[Saved entries]
>>
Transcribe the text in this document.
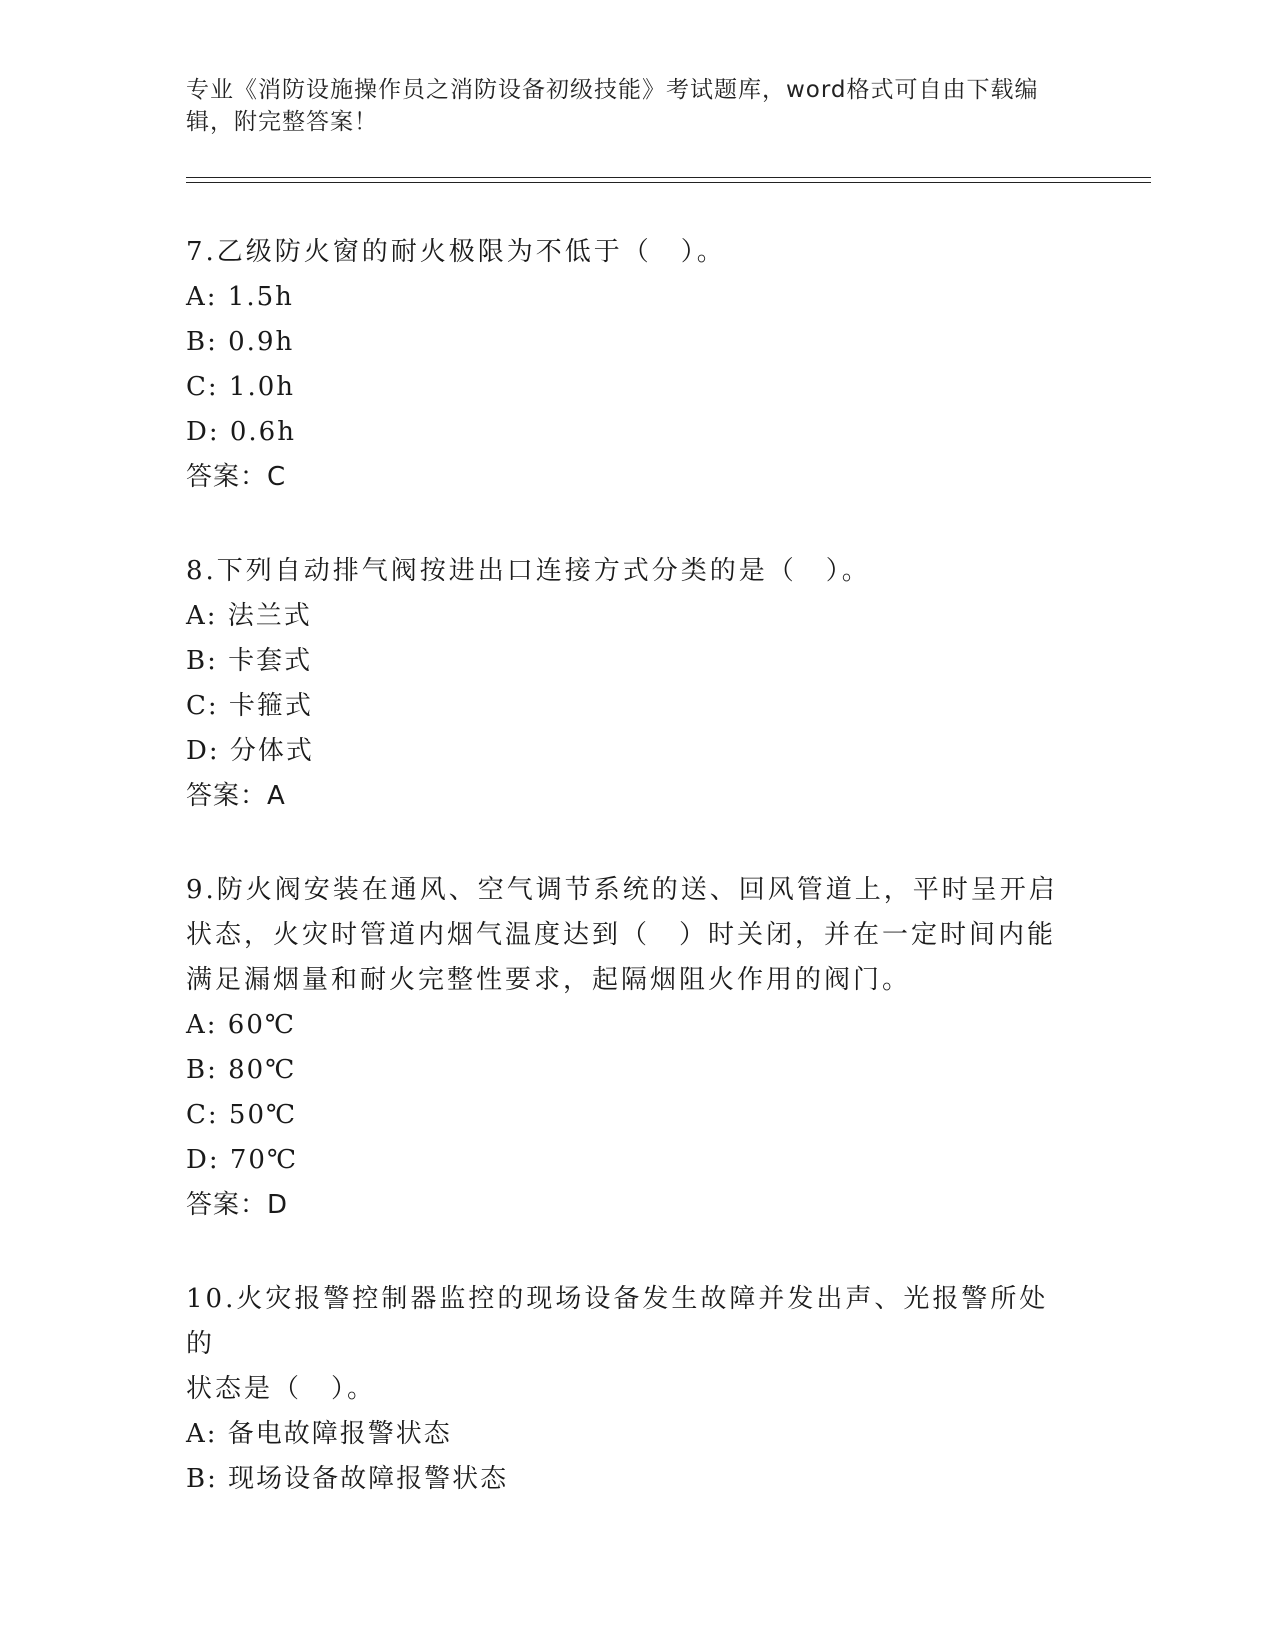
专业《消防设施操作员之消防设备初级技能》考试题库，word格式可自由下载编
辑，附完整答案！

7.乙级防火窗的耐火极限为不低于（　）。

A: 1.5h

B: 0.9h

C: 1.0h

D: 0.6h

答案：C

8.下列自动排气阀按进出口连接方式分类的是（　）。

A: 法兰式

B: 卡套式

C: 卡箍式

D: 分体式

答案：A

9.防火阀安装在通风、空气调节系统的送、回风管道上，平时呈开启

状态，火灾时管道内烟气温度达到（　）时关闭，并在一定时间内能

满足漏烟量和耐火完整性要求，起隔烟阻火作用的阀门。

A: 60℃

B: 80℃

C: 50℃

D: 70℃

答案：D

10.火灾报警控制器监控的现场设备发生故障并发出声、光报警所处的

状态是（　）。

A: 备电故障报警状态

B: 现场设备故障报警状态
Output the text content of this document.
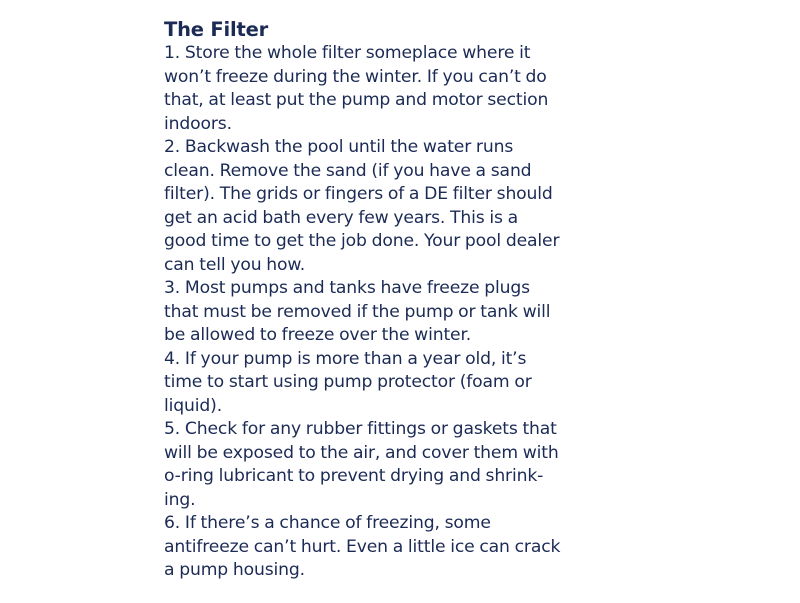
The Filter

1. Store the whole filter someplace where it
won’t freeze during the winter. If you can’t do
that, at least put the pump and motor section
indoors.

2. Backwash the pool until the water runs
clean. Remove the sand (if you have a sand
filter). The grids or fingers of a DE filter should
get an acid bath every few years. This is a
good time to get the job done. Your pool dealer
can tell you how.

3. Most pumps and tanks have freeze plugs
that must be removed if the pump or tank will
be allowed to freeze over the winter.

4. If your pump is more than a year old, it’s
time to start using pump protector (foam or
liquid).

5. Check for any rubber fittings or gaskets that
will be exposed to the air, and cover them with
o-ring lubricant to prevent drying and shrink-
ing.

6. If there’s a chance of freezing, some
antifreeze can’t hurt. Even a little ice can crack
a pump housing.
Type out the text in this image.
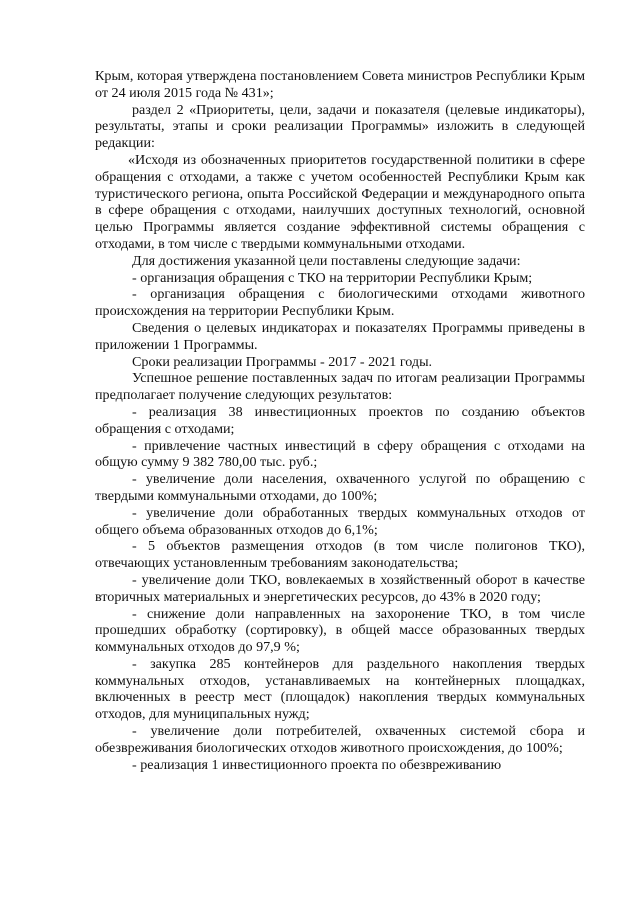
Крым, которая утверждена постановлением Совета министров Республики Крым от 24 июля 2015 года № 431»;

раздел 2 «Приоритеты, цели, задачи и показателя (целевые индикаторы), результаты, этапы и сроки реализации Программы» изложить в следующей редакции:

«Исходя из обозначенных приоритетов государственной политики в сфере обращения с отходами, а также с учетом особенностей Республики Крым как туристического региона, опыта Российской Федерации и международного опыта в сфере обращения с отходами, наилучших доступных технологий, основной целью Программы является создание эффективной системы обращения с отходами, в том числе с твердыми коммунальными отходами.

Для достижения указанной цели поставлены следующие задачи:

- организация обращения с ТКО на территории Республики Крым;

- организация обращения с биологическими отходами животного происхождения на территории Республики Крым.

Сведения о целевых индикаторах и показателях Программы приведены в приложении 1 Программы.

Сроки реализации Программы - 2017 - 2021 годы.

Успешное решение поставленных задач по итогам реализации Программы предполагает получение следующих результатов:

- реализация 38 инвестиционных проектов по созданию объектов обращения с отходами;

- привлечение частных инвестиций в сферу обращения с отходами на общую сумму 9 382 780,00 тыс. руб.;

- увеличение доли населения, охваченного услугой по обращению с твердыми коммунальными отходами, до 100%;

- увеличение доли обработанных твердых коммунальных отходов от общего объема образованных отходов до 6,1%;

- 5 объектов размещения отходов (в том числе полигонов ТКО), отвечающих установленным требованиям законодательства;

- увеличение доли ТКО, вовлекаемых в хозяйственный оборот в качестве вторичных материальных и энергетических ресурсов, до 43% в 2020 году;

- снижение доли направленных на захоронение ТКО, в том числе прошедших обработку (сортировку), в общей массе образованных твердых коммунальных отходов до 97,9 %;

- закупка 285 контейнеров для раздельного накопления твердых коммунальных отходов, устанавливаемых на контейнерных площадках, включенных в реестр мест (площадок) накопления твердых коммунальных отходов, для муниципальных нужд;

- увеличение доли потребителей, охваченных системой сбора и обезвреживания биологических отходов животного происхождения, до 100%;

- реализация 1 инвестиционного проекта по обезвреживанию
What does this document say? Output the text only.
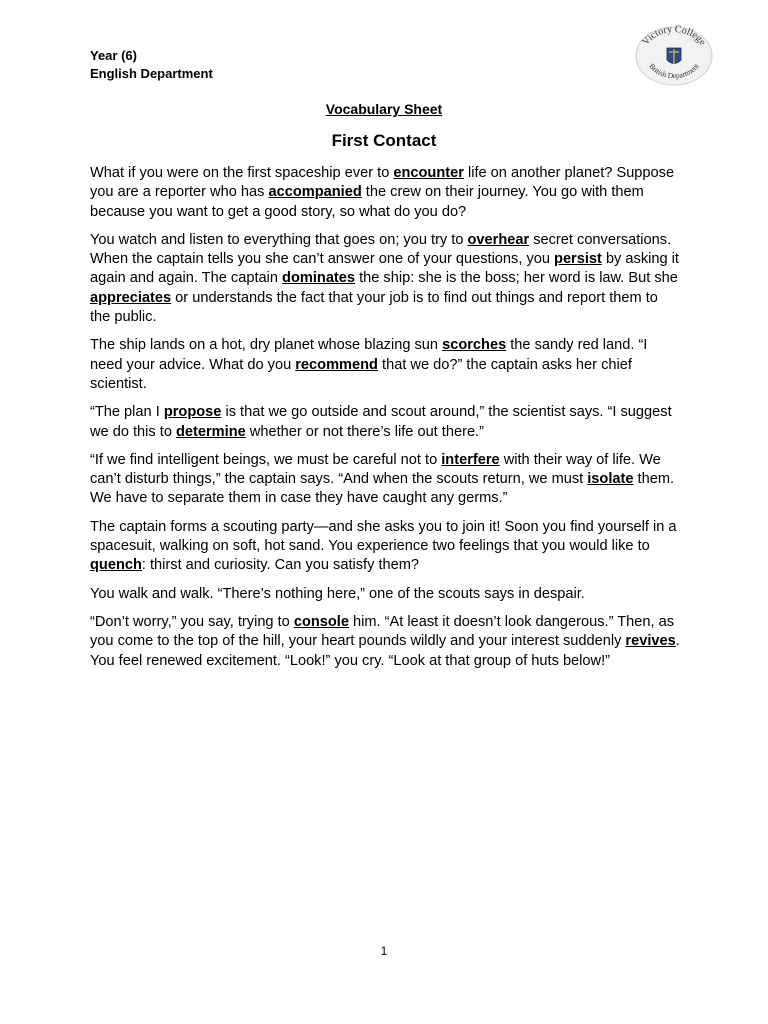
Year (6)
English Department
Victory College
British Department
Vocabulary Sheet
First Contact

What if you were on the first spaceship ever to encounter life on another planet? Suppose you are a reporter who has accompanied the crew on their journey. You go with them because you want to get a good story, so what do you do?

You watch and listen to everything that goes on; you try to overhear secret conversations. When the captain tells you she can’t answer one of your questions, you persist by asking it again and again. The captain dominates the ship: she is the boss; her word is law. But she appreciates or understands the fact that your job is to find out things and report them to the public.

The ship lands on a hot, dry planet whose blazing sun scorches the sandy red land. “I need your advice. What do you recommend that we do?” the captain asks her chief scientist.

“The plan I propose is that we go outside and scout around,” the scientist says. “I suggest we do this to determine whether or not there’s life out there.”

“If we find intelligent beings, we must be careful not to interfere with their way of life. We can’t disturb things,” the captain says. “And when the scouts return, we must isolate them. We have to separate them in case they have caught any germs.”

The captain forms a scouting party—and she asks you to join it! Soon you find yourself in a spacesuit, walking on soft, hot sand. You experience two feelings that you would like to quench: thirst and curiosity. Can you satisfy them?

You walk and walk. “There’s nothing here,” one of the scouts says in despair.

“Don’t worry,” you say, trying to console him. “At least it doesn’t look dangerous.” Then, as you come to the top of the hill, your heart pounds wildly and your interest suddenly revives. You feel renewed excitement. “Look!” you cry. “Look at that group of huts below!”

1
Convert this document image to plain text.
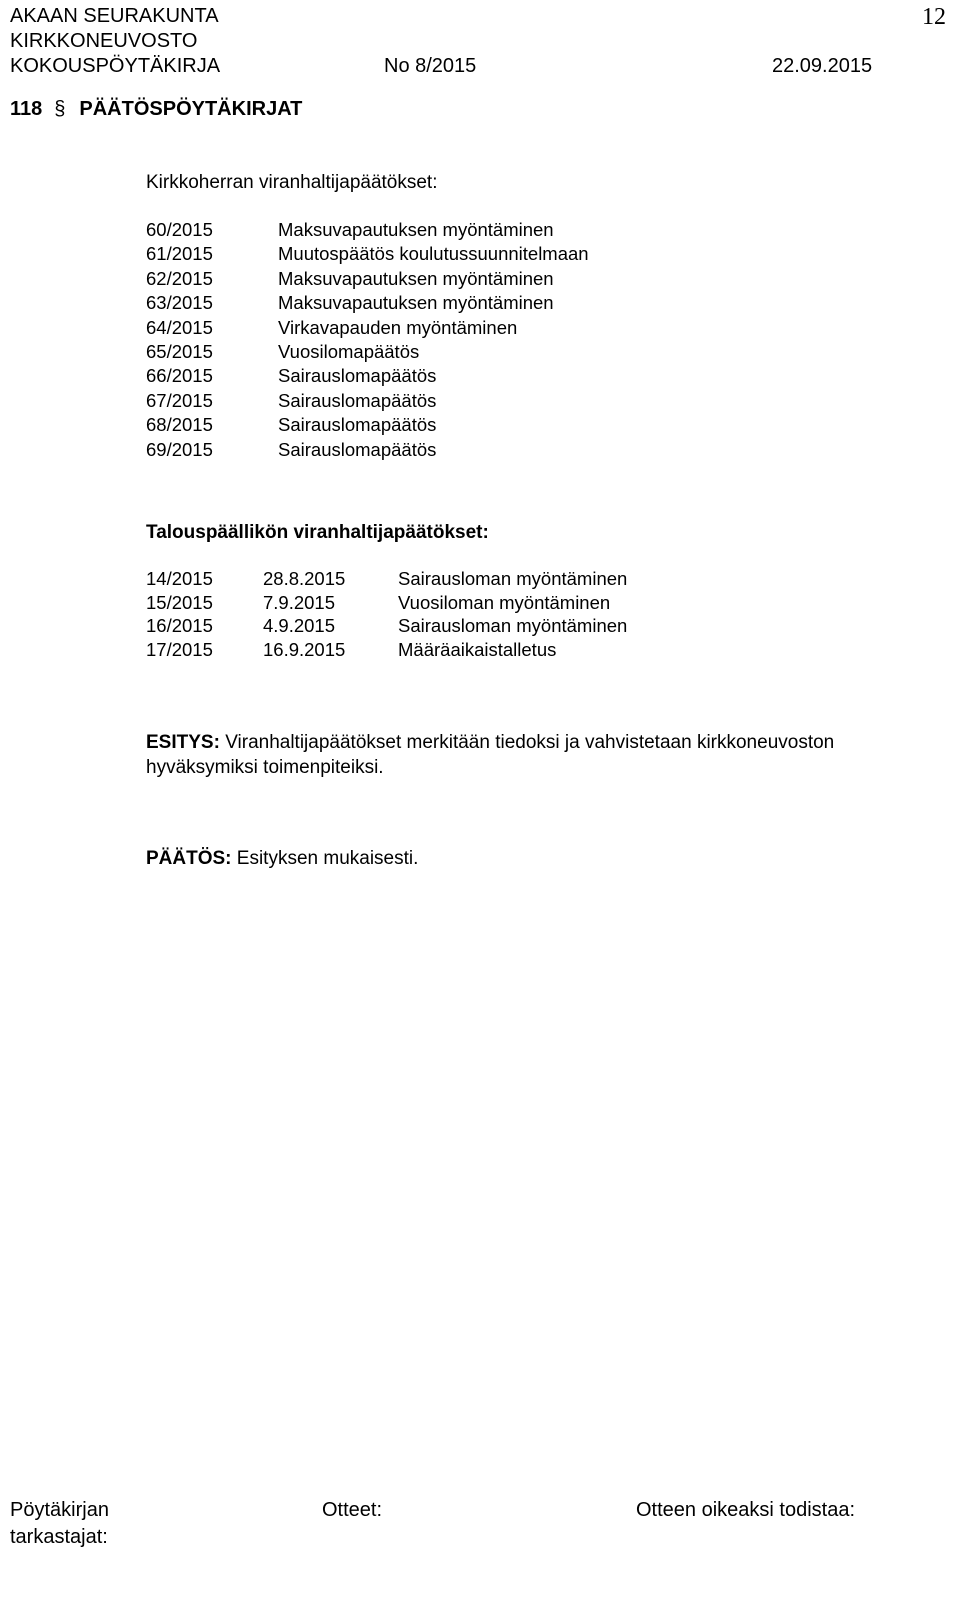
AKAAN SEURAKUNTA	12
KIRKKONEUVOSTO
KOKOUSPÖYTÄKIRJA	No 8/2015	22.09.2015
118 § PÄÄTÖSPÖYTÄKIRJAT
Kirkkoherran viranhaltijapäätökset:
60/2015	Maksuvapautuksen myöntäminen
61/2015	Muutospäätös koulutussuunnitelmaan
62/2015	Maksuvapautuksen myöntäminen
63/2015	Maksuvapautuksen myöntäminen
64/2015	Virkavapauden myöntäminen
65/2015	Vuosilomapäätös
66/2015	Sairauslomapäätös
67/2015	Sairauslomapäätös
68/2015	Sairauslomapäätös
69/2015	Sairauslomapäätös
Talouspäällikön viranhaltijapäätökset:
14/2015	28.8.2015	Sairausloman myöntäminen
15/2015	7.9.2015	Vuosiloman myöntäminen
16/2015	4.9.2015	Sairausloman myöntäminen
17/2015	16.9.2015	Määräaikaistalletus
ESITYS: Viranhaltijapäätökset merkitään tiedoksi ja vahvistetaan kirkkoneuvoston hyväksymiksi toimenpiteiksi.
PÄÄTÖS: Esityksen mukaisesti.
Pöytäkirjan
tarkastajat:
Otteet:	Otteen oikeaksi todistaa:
<<
Written instruction.
An exact transcription of all the entries is required, without the pictures.

Result of the task.
Transcribe the text in this document.
专业《消防设施操作员之消防设备初级技能》考试题库，word格式可自由下载编
辑，附完整答案！

7.乙级防火窗的耐火极限为不低于（　）。

A: 1.5h

B: 0.9h

C: 1.0h

D: 0.6h

答案：C

8.下列自动排气阀按进出口连接方式分类的是（　）。

A: 法兰式

B: 卡套式

C: 卡箍式

D: 分体式

答案：A

9.防火阀安装在通风、空气调节系统的送、回风管道上，平时呈开启

状态，火灾时管道内烟气温度达到（　）时关闭，并在一定时间内能

满足漏烟量和耐火完整性要求，起隔烟阻火作用的阀门。

A: 60℃

B: 80℃

C: 50℃

D: 70℃

答案：D

10.火灾报警控制器监控的现场设备发生故障并发出声、光报警所处的

状态是（　）。

A: 备电故障报警状态

B: 现场设备故障报警状态
Output the text content of this document.
The Filter

1. Store the whole filter someplace where it
won’t freeze during the winter. If you can’t do
that, at least put the pump and motor section
indoors.

2. Backwash the pool until the water runs
clean. Remove the sand (if you have a sand
filter). The grids or fingers of a DE filter should
get an acid bath every few years. This is a
good time to get the job done. Your pool dealer
can tell you how.

3. Most pumps and tanks have freeze plugs
that must be removed if the pump or tank will
be allowed to freeze over the winter.

4. If your pump is more than a year old, it’s
time to start using pump protector (foam or
liquid).

5. Check for any rubber fittings or gaskets that
will be exposed to the air, and cover them with
o-ring lubricant to prevent drying and shrink-
ing.

6. If there’s a chance of freezing, some
antifreeze can’t hurt. Even a little ice can crack
a pump housing.
Type out the text in this image.
Крым, которая утверждена постановлением Совета министров Республики Крым от 24 июля 2015 года № 431»;

раздел 2 «Приоритеты, цели, задачи и показателя (целевые индикаторы), результаты, этапы и сроки реализации Программы» изложить в следующей редакции:

«Исходя из обозначенных приоритетов государственной политики в сфере обращения с отходами, а также с учетом особенностей Республики Крым как туристического региона, опыта Российской Федерации и международного опыта в сфере обращения с отходами, наилучших доступных технологий, основной целью Программы является создание эффективной системы обращения с отходами, в том числе с твердыми коммунальными отходами.

Для достижения указанной цели поставлены следующие задачи:

- организация обращения с ТКО на территории Республики Крым;

- организация обращения с биологическими отходами животного происхождения на территории Республики Крым.

Сведения о целевых индикаторах и показателях Программы приведены в приложении 1 Программы.

Сроки реализации Программы - 2017 - 2021 годы.

Успешное решение поставленных задач по итогам реализации Программы предполагает получение следующих результатов:

- реализация 38 инвестиционных проектов по созданию объектов обращения с отходами;

- привлечение частных инвестиций в сферу обращения с отходами на общую сумму 9 382 780,00 тыс. руб.;

- увеличение доли населения, охваченного услугой по обращению с твердыми коммунальными отходами, до 100%;

- увеличение доли обработанных твердых коммунальных отходов от общего объема образованных отходов до 6,1%;

- 5 объектов размещения отходов (в том числе полигонов ТКО), отвечающих установленным требованиям законодательства;

- увеличение доли ТКО, вовлекаемых в хозяйственный оборот в качестве вторичных материальных и энергетических ресурсов, до 43% в 2020 году;

- снижение доли направленных на захоронение ТКО, в том числе прошедших обработку (сортировку), в общей массе образованных твердых коммунальных отходов до 97,9 %;

- закупка 285 контейнеров для раздельного накопления твердых коммунальных отходов, устанавливаемых на контейнерных площадках, включенных в реестр мест (площадок) накопления твердых коммунальных отходов, для муниципальных нужд;

- увеличение доли потребителей, охваченных системой сбора и обезвреживания биологических отходов животного происхождения, до 100%;

- реализация 1 инвестиционного проекта по обезвреживанию
What does this document say? Output the text only.
Year (6)
English Department
Victory College
British Department
Vocabulary Sheet
First Contact

What if you were on the first spaceship ever to encounter life on another planet? Suppose you are a reporter who has accompanied the crew on their journey. You go with them because you want to get a good story, so what do you do?

You watch and listen to everything that goes on; you try to overhear secret conversations. When the captain tells you she can’t answer one of your questions, you persist by asking it again and again. The captain dominates the ship: she is the boss; her word is law. But she appreciates or understands the fact that your job is to find out things and report them to the public.

The ship lands on a hot, dry planet whose blazing sun scorches the sandy red land. “I need your advice. What do you recommend that we do?” the captain asks her chief scientist.

“The plan I propose is that we go outside and scout around,” the scientist says. “I suggest we do this to determine whether or not there’s life out there.”

“If we find intelligent beings, we must be careful not to interfere with their way of life. We can’t disturb things,” the captain says. “And when the scouts return, we must isolate them. We have to separate them in case they have caught any germs.”

The captain forms a scouting party—and she asks you to join it! Soon you find yourself in a spacesuit, walking on soft, hot sand. You experience two feelings that you would like to quench: thirst and curiosity. Can you satisfy them?

You walk and walk. “There’s nothing here,” one of the scouts says in despair.

“Don’t worry,” you say, trying to console him. “At least it doesn’t look dangerous.” Then, as you come to the top of the hill, your heart pounds wildly and your interest suddenly revives. You feel renewed excitement. “Look!” you cry. “Look at that group of huts below!”

1
Convert this document image to plain text.
AKAAN SEURAKUNTA	12
KIRKKONEUVOSTO
KOKOUSPÖYTÄKIRJA	No 8/2015	22.09.2015
118 § PÄÄTÖSPÖYTÄKIRJAT
Kirkkoherran viranhaltijapäätökset:
60/2015	Maksuvapautuksen myöntäminen
61/2015	Muutospäätös koulutussuunnitelmaan
62/2015	Maksuvapautuksen myöntäminen
63/2015	Maksuvapautuksen myöntäminen
64/2015	Virkavapauden myöntäminen
65/2015	Vuosilomapäätös
66/2015	Sairauslomapäätös
67/2015	Sairauslomapäätös
68/2015	Sairauslomapäätös
69/2015	Sairauslomapäätös
Talouspäällikön viranhaltijapäätökset:
14/2015	28.8.2015	Sairausloman myöntäminen
15/2015	7.9.2015	Vuosiloman myöntäminen
16/2015	4.9.2015	Sairausloman myöntäminen
17/2015	16.9.2015	Määräaikaistalletus
ESITYS: Viranhaltijapäätökset merkitään tiedoksi ja vahvistetaan kirkkoneuvoston hyväksymiksi toimenpiteiksi.
PÄÄTÖS: Esityksen mukaisesti.
Pöytäkirjan
tarkastajat:
Otteet:	Otteen oikeaksi todistaa:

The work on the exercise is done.